___ Exercise passage ___

Before BOYCE F. MARTIN, Jr., WELLFORD and DAVID A. NELSON, Circuit Judges.

PER CURIAM.


Keith Lindell and Floyd Deal appeal the district court's opinion and order entering judgment in favor of Ronald D. Belville in this breach of contract action. We affirm.

In early January 1983, there were a number of telephone conversations between Floyd Deal and Ronald D. Belville. Belville had recently purchased nearly 80,000 pounds of hydraulic hose, and he was offering to sell the hose to Deal at a price of 50 cents per pound. During several conversations, Deal promised to send a $5,000 deposit to Belville to accept Belville's offer, but Deal failed to do so. Finally, on January 11, Belville agreed to sell the hose to Deal provided, either the $5,000 deposit arrived by wire transfer on or before January 14, or the deposit arrived before Belville sold the hose to another party.

On January 14, 1983, Deal finally demonstrated his commitment by wiring the necessary $5,000 to Belville pursuant to Belville's instructions. That wire was The wire was accompanied by written instructions known as an Advice of Credit. These instructions, which indicated that the money was to be forwarded to the Bank One branch in Marion, Ohio, and credited to Belville's personal account, also stated, "The $5,000 deposit on two (2) trailer loads of two (2) inch, four (4) spiral Dayco hose." After receiving the wire from Columbus, a cashier at the Marion branch mailed the deposit slip to Belville because she could not reach him by phone. The deposit slip, received by Belville on January 17, read, "Wire transfer Floyd Deal for 2' wire." The $5,000 deposit was not credited to Belville's account until January 17 because it was not received in Marion on the 14th until after the bank's normal time for closing the day's transactions.

Belville, however, decided to reject Deal's acceptance. On Saturday, January 15, the shareholders of Belville's company, Buckeye Hose & Rubber, Inc., met to discuss their company's future. The shareholders voted Belville out of office, and they decided to liquidate Buckeye's inventory as quickly as possible. Sometime between Saturday, January 15 and Wednesday, January 19, Belville inspected the Buckeye inventory with Richard Shoemaker, Buckeye's president. Belville told Shoemaker that he had two potential purchasers for the hose and that one, Deal, had already sent a $5,000 deposit. Belville, however, denied that there was a binding contract with Deal. Because Shoemaker had experienced problems with Deal in the past, Shoemaker told Belville to sell the hose to the other possible buyer. Therefore, Belville mailed the $5,000 back to Deal with a note which read, "Floyd, the bank would not go for our deal so I am returning your $5,000 deposit." The hose was never delivered to Deal, and Deal was unable to find replacement hose on the market.

Deal brought an action against Belville in federal district court alleging the breach of an oral contract; jurisdiction was based on diversity of citizenship. Deal sought damages in the amount of $242,000 to compensate him for lost profits.1  Prior to trial, the parties stipulated that, for this transaction, both were "merchants" as defined under the Uniform Commercial Code, and they agreed to have all issues tried by United States Magistrate.

___ Recorded information ___

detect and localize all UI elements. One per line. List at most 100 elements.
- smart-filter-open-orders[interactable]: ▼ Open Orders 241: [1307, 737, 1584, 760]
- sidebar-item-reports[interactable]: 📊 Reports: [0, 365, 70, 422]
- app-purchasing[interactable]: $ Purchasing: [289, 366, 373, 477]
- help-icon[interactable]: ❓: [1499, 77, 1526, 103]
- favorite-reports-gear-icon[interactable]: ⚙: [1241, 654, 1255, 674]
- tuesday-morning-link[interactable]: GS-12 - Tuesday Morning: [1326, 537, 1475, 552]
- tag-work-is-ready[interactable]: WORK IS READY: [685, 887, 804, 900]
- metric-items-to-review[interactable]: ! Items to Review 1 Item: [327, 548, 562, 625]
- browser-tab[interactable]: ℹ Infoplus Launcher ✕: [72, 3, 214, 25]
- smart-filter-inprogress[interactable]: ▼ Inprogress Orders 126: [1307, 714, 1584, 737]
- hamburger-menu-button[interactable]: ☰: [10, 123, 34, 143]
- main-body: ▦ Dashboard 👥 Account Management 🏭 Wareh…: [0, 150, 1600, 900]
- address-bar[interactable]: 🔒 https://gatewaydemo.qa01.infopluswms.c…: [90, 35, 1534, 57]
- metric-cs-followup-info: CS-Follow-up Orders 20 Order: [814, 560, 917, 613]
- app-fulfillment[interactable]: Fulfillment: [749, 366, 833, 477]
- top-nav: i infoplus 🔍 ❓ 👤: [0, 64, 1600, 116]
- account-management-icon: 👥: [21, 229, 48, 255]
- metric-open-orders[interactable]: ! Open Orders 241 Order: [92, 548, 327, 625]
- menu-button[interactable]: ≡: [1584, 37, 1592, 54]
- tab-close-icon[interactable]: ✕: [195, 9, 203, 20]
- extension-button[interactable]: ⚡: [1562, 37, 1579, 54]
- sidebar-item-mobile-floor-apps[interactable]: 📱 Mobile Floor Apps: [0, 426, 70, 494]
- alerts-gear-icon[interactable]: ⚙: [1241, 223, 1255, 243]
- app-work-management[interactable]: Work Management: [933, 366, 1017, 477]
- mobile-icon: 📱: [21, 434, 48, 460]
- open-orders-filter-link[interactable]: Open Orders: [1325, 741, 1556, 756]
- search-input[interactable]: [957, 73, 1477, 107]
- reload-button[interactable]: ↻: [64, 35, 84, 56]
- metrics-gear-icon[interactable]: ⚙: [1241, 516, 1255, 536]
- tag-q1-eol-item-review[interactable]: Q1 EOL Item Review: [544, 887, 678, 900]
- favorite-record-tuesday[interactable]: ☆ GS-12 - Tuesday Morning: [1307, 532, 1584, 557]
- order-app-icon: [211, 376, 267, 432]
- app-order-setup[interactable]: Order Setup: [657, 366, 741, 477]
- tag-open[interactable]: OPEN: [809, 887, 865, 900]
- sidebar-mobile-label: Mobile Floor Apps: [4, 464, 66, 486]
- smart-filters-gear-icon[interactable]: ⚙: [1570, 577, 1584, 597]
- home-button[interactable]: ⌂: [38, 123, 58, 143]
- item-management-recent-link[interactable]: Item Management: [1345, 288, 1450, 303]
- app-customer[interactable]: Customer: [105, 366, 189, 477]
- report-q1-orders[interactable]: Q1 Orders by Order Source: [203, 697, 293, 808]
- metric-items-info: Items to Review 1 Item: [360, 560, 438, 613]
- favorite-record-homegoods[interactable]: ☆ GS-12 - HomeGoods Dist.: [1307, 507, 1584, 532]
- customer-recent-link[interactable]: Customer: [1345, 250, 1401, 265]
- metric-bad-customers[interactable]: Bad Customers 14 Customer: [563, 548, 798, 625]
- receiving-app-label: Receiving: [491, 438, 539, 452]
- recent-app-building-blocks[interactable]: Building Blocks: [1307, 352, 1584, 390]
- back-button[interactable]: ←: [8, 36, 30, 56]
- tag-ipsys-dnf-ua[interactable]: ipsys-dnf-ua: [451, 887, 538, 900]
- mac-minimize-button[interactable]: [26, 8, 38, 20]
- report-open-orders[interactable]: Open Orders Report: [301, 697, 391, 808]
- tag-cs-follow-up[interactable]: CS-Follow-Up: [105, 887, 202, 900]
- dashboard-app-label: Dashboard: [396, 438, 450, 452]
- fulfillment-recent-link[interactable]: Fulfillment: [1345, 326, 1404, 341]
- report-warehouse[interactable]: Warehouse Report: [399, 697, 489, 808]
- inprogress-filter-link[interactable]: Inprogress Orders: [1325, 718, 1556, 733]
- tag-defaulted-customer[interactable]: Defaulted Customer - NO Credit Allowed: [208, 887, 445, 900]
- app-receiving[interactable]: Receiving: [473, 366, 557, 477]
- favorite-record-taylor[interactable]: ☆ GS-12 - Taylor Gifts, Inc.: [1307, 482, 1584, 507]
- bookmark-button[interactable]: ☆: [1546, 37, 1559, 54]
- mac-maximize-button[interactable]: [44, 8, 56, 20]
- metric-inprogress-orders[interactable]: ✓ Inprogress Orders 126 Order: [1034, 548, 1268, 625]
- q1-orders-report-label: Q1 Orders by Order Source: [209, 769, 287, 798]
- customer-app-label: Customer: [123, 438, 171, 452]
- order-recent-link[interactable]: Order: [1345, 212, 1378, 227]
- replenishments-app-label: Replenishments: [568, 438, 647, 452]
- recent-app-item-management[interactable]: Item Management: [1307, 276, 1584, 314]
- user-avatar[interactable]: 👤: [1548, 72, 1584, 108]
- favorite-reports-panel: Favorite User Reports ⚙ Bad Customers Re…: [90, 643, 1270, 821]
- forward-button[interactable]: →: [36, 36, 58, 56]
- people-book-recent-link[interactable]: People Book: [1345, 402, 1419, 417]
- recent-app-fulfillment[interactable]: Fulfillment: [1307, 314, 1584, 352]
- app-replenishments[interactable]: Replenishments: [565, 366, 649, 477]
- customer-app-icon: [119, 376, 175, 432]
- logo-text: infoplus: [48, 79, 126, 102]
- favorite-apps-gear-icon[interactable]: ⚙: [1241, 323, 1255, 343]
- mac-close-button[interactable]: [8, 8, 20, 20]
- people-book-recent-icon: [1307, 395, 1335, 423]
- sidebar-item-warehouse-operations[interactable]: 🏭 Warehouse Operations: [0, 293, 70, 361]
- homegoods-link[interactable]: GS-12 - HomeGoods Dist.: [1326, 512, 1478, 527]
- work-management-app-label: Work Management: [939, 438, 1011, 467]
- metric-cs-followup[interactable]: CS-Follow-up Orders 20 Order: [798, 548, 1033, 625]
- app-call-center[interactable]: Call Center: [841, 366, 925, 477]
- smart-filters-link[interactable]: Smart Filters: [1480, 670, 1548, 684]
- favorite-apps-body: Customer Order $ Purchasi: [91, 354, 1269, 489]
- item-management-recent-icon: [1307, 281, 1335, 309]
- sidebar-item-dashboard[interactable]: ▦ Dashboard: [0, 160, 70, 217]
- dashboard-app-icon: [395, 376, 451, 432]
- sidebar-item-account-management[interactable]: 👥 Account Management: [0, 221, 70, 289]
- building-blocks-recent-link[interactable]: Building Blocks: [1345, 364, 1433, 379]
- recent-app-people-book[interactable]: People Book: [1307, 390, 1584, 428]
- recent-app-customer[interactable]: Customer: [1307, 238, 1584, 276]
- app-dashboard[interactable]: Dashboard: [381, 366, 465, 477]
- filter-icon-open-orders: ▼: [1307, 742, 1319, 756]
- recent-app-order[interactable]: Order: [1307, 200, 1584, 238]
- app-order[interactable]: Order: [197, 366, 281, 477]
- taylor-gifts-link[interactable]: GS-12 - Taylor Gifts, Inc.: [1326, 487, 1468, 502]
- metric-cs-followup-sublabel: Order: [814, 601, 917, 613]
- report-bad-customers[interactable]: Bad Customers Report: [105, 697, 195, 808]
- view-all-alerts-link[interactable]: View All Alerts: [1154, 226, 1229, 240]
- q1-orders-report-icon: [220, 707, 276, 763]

___

> Questions
A. In the court opinion about the hose sale, what price per pound did Belville offer Deal for the hydraulic hose?
B. Resume the court opinion about the hose sale, starting after its last sentence.
The data has no role in any of the tasks.

> Answers to each task
A. 50 cents per pound.

B.
Following a two-day bench trial, the magistrate rendered a judgment in favor of Belville. The magistrate held that, although Deal had proven the existence of an oral contract, this contract was unenforceable under the applicable statute of frauds. The court concluded that the deposit slip which was mailed to Belville, the only writing which could satisfy the merchant-to-merchant exception to the statute of frauds, did not contain a meaningful quantity term as required under section 1302.04(B) of the Ohio Revised Code. (Uniform Commercial Code Sec. 2-201(B).) In the alternative, the magistrate concluded that Deal's proof of lost profits damages was entirely speculative.

Deal rejects the magistrate's application of the statute of frauds to preclude enforcement of the oral contract. He argues that two documents, the wire instructions received by Belville's bank and the deposit slip which Belville personally received, satisfy the merchant-to-merchant exception contained in section 1302.04(B). Deal also challenges the magistrate's conclusion that the damages proof was too speculative. We are not persuaded.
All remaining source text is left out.